— begin Items —
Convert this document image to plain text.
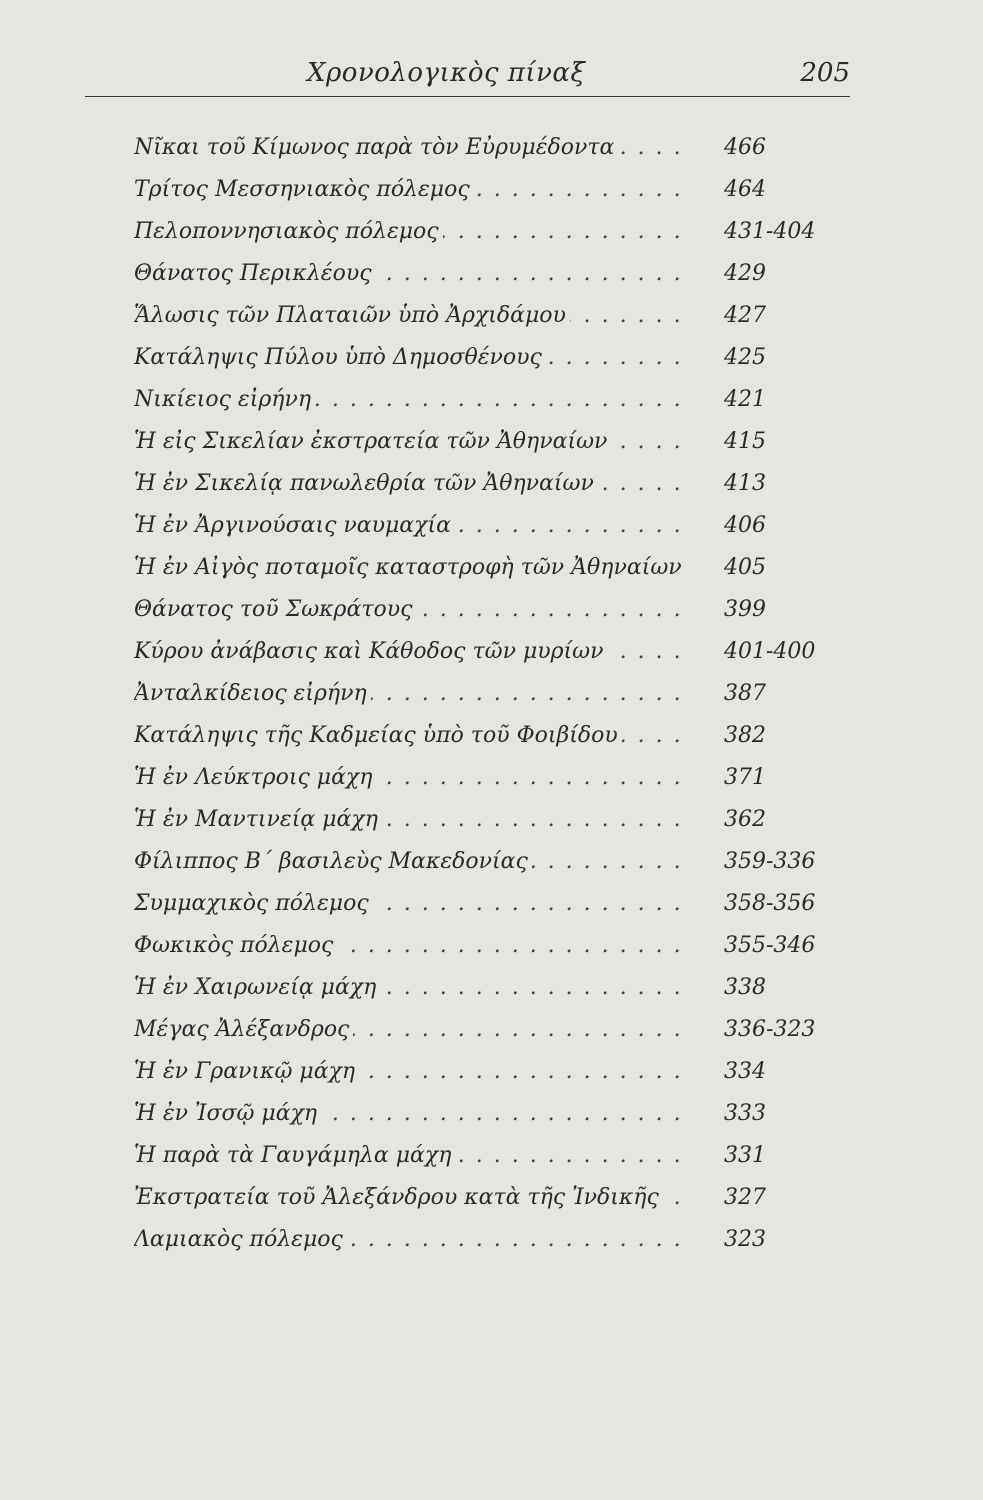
Χρονολογικὸς πίναξ	205
Νῖκαι τοῦ Κίμωνος παρὰ τὸν Εὐρυμέδοντα . . .	466
Τρίτος Μεσσηνιακὸς πόλεμος . . .	464
Πελοποννησιακὸς πόλεμος . . .	431-404
Θάνατος Περικλέους . . .	429
Ἅλωσις τῶν Πλαταιῶν ὑπὸ Ἀρχιδάμου . . .	427
Κατάληψις Πύλου ὑπὸ Δημοσθένους . . .	425
Νικίειος εἰρήνη . . .	421
Ἡ εἰς Σικελίαν ἐκστρατεία τῶν Ἀθηναίων . . .	415
Ἡ ἐν Σικελίᾳ πανωλεθρία τῶν Ἀθηναίων . . .	413
Ἡ ἐν Ἀργινούσαις ναυμαχία . . .	406
Ἡ ἐν Αἰγὸς ποταμοῖς καταστροφὴ τῶν Ἀθηναίων . . .	405
Θάνατος τοῦ Σωκράτους . . .	399
Κύρου ἀνάβασις καὶ Κάθοδος τῶν μυρίων . . .	401-400
Ἀνταλκίδειος εἰρήνη . . .	387
Κατάληψις τῆς Καδμείας ὑπὸ τοῦ Φοιβίδου . . .	382
Ἡ ἐν Λεύκτροις μάχη . . .	371
Ἡ ἐν Μαντινείᾳ μάχη . . .	362
Φίλιππος Β΄ βασιλεὺς Μακεδονίας . . .	359-336
Συμμαχικὸς πόλεμος . . .	358-356
Φωκικὸς πόλεμος . . .	355-346
Ἡ ἐν Χαιρωνείᾳ μάχη . . .	338
Μέγας Ἀλέξανδρος . . .	336-323
Ἡ ἐν Γρανικῷ μάχη . . .	334
Ἡ ἐν Ἰσσῷ μάχη . . .	333
Ἡ παρὰ τὰ Γαυγάμηλα μάχη . . .	331
Ἐκστρατεία τοῦ Ἀλεξάνδρου κατὰ τῆς Ἰνδικῆς . . .	327
Λαμιακὸς πόλεμος . . .	323
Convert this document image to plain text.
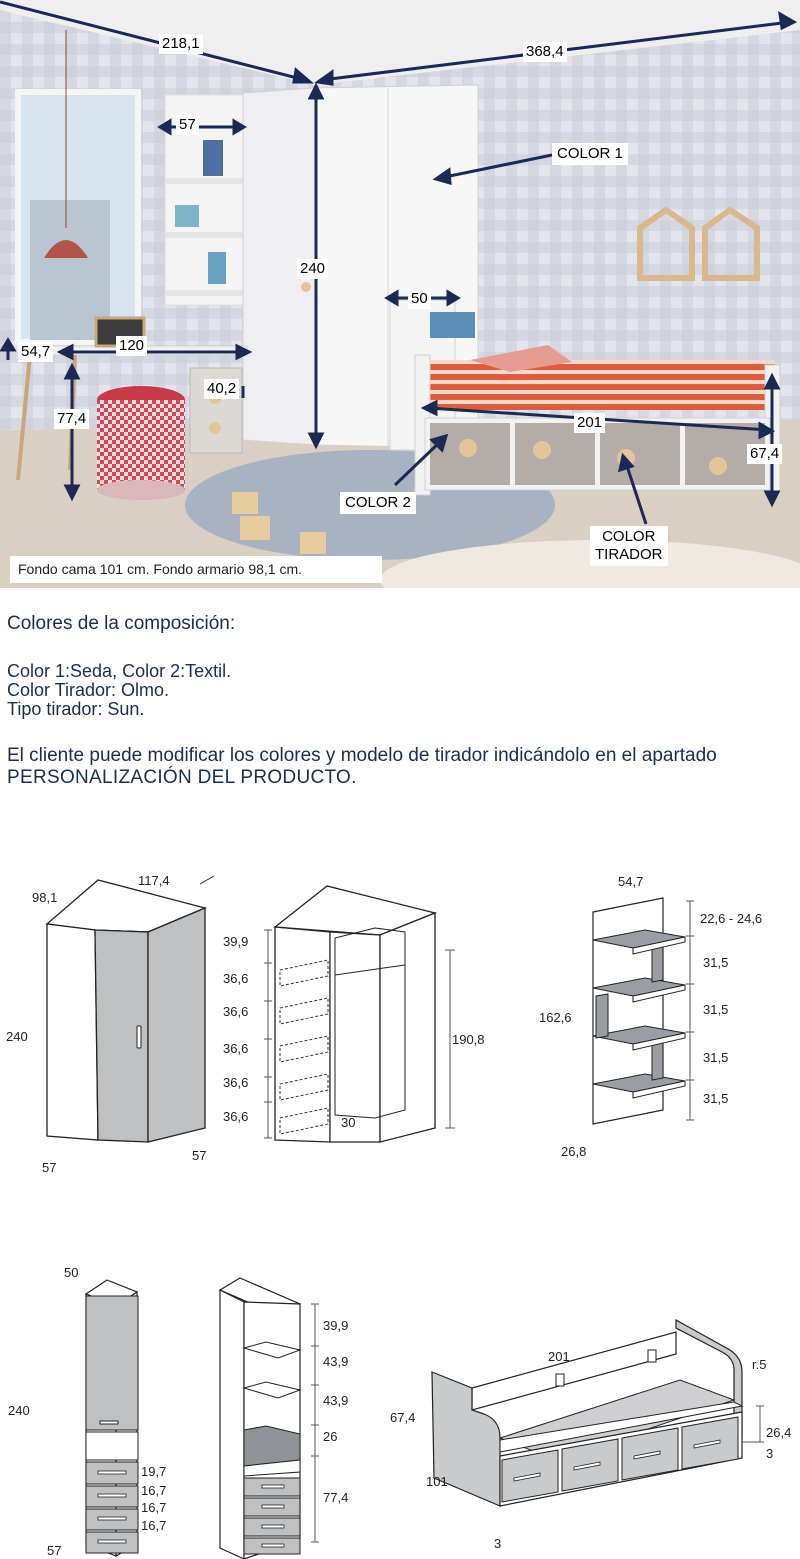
218,1	368,4
57
240
54,7	120
40,2
77,4
50
201
67,4
COLOR 1
COLOR 2
COLOR
TIRADOR
Fondo cama 101 cm. Fondo armario 98,1 cm.

Colores de la composición:

Color 1:Seda, Color 2:Textil.

Color Tirador: Olmo.

Tipo tirador: Sun.

El cliente puede modificar los colores y modelo de tirador indicándolo en el apartado  PERSONALIZACIÓN DEL PRODUCTO.

98,1
117,4
240
57
57
39,9
36,6
36,6
36,6
36,6
36,6
190,8
30
54,7
162,6
22,6 - 24,6
31,5
31,5
31,5
31,5
26,8
50
240
57
19,7
16,7
16,7
16,7
39,9
43,9
43,9
26
77,4
201
67,4
101
r.5
26,4
3
3
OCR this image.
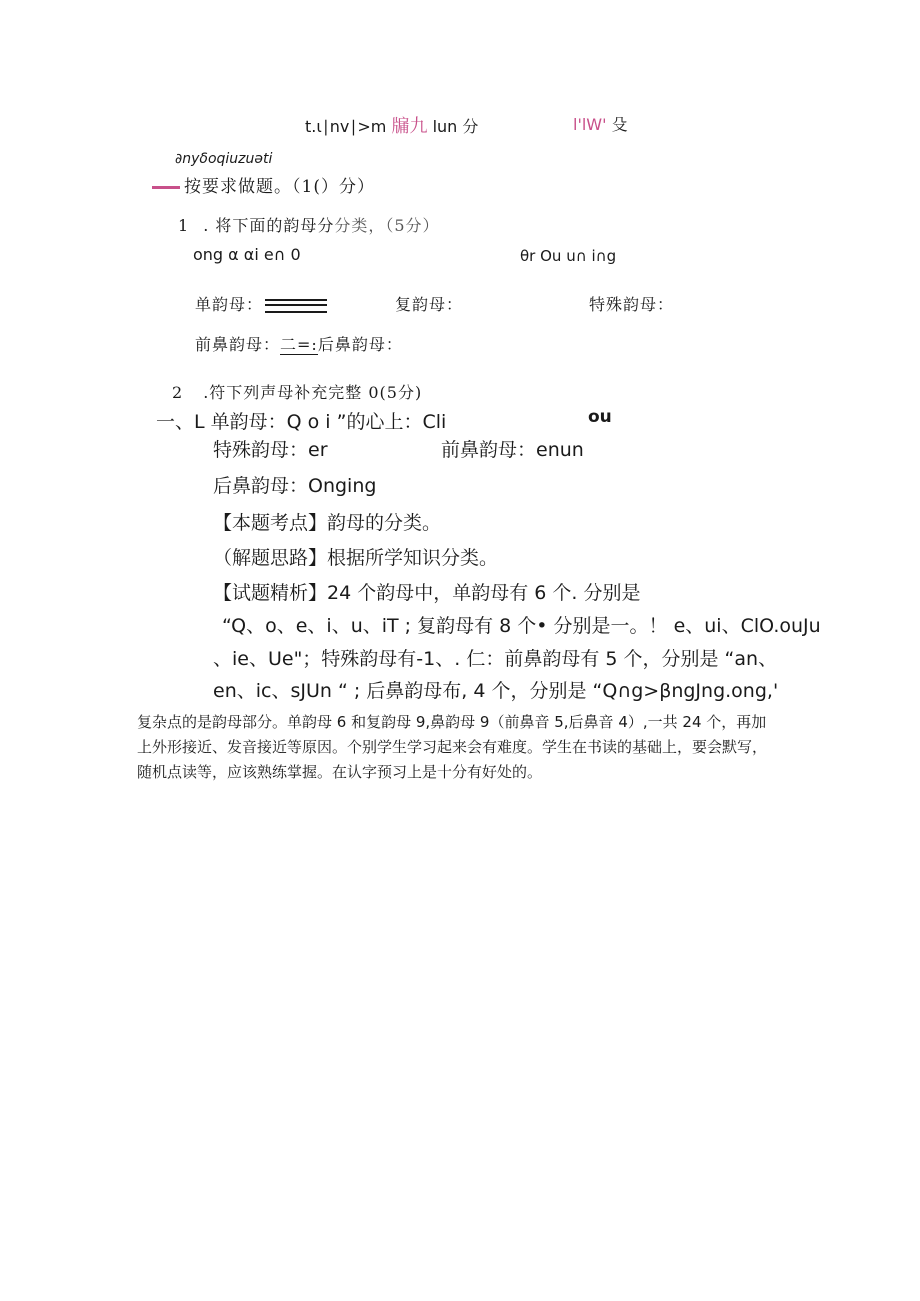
t.ι∣nv∣>m 牖九 lun 分	l'lW' 殳
∂nyδoqiuzuǝti
按要求做题。（1(）分）
1 . 将下面的韵母分分类，（5分）
ong α αi e∩ 0	θr Ou u∩ i∩g
单韵母：	复韵母：	特殊韵母：
前鼻韵母：二=:后鼻韵母：
2 .符下列声母补充完整 0(5分)
一、L 单韵母：Q o i ”的心上：Cli	ou
特殊韵母：er	前鼻韵母：enun
后鼻韵母：Onging
【本题考点】韵母的分类。
（解题思路】根据所学知识分类。
【试题精析】24 个韵母中，单韵母有 6 个. 分别是
“Q、o、e、i、u、iT ; 复韵母有 8 个• 分别是一。！ e、ui、ClO.ouJu
、ie、Ue"；特殊韵母有-1、. 仁：前鼻韵母有 5 个，分别是 “an、
en、ic、sJUn “ ; 后鼻韵母布, 4 个，分别是 “Q∩g>βngJng.ong,'
复杂点的是韵母部分。单韵母 6 和复韵母 9,鼻韵母 9（前鼻音 5,后鼻音 4）,一共 24 个，再加上外形接近、发音接近等原因。个别学生学习起来会有难度。学生在书读的基础上，要会默写，随机点读等，应该熟练掌握。在认字预习上是十分有好处的。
— end Items —
Task details>
Repeat each entry exactly as given; no pictures belong in the copy.

Solved exercise>
Convert this document image to plain text.
Χρονολογικὸς πίναξ	205
Νῖκαι τοῦ Κίμωνος παρὰ τὸν Εὐρυμέδοντα . . .	466
Τρίτος Μεσσηνιακὸς πόλεμος . . .	464
Πελοποννησιακὸς πόλεμος . . .	431-404
Θάνατος Περικλέους . . .	429
Ἅλωσις τῶν Πλαταιῶν ὑπὸ Ἀρχιδάμου . . .	427
Κατάληψις Πύλου ὑπὸ Δημοσθένους . . .	425
Νικίειος εἰρήνη . . .	421
Ἡ εἰς Σικελίαν ἐκστρατεία τῶν Ἀθηναίων . . .	415
Ἡ ἐν Σικελίᾳ πανωλεθρία τῶν Ἀθηναίων . . .	413
Ἡ ἐν Ἀργινούσαις ναυμαχία . . .	406
Ἡ ἐν Αἰγὸς ποταμοῖς καταστροφὴ τῶν Ἀθηναίων . . .	405
Θάνατος τοῦ Σωκράτους . . .	399
Κύρου ἀνάβασις καὶ Κάθοδος τῶν μυρίων . . .	401-400
Ἀνταλκίδειος εἰρήνη . . .	387
Κατάληψις τῆς Καδμείας ὑπὸ τοῦ Φοιβίδου . . .	382
Ἡ ἐν Λεύκτροις μάχη . . .	371
Ἡ ἐν Μαντινείᾳ μάχη . . .	362
Φίλιππος Β΄ βασιλεὺς Μακεδονίας . . .	359-336
Συμμαχικὸς πόλεμος . . .	358-356
Φωκικὸς πόλεμος . . .	355-346
Ἡ ἐν Χαιρωνείᾳ μάχη . . .	338
Μέγας Ἀλέξανδρος . . .	336-323
Ἡ ἐν Γρανικῷ μάχη . . .	334
Ἡ ἐν Ἰσσῷ μάχη . . .	333
Ἡ παρὰ τὰ Γαυγάμηλα μάχη . . .	331
Ἐκστρατεία τοῦ Ἀλεξάνδρου κατὰ τῆς Ἰνδικῆς . . .	327
Λαμιακὸς πόλεμος . . .	323
Convert this document image to plain text.
218,1	368,4
57
240
54,7	120
40,2
77,4
50
201
67,4
COLOR 1
COLOR 2
COLOR
TIRADOR
Fondo cama 101 cm. Fondo armario 98,1 cm.

Colores de la composición:

Color 1:Seda, Color 2:Textil.

Color Tirador: Olmo.

Tipo tirador: Sun.

El cliente puede modificar los colores y modelo de tirador indicándolo en el apartado  PERSONALIZACIÓN DEL PRODUCTO.

98,1
117,4
240
57
57
39,9
36,6
36,6
36,6
36,6
36,6
190,8
30
54,7
162,6
22,6 - 24,6
31,5
31,5
31,5
31,5
26,8
50
240
57
19,7
16,7
16,7
16,7
39,9
43,9
43,9
26
77,4
201
67,4
101
r.5
26,4
3
3
OCR this image.
t.ι∣nv∣>m 牖九 lun 分	l'lW' 殳
∂nyδoqiuzuǝti
按要求做题。（1(）分）
1 . 将下面的韵母分分类，（5分）
ong α αi e∩ 0	θr Ou u∩ i∩g
单韵母：	复韵母：	特殊韵母：
前鼻韵母：二=:后鼻韵母：
2 .符下列声母补充完整 0(5分)
一、L 单韵母：Q o i ”的心上：Cli	ou
特殊韵母：er	前鼻韵母：enun
后鼻韵母：Onging
【本题考点】韵母的分类。
（解题思路】根据所学知识分类。
【试题精析】24 个韵母中，单韵母有 6 个. 分别是
“Q、o、e、i、u、iT ; 复韵母有 8 个• 分别是一。！ e、ui、ClO.ouJu
、ie、Ue"；特殊韵母有-1、. 仁：前鼻韵母有 5 个，分别是 “an、
en、ic、sJUn “ ; 后鼻韵母布, 4 个，分别是 “Q∩g>βngJng.ong,'
复杂点的是韵母部分。单韵母 6 和复韵母 9,鼻韵母 9（前鼻音 5,后鼻音 4）,一共 24 个，再加上外形接近、发音接近等原因。个别学生学习起来会有难度。学生在书读的基础上，要会默写，随机点读等，应该熟练掌握。在认字预习上是十分有好处的。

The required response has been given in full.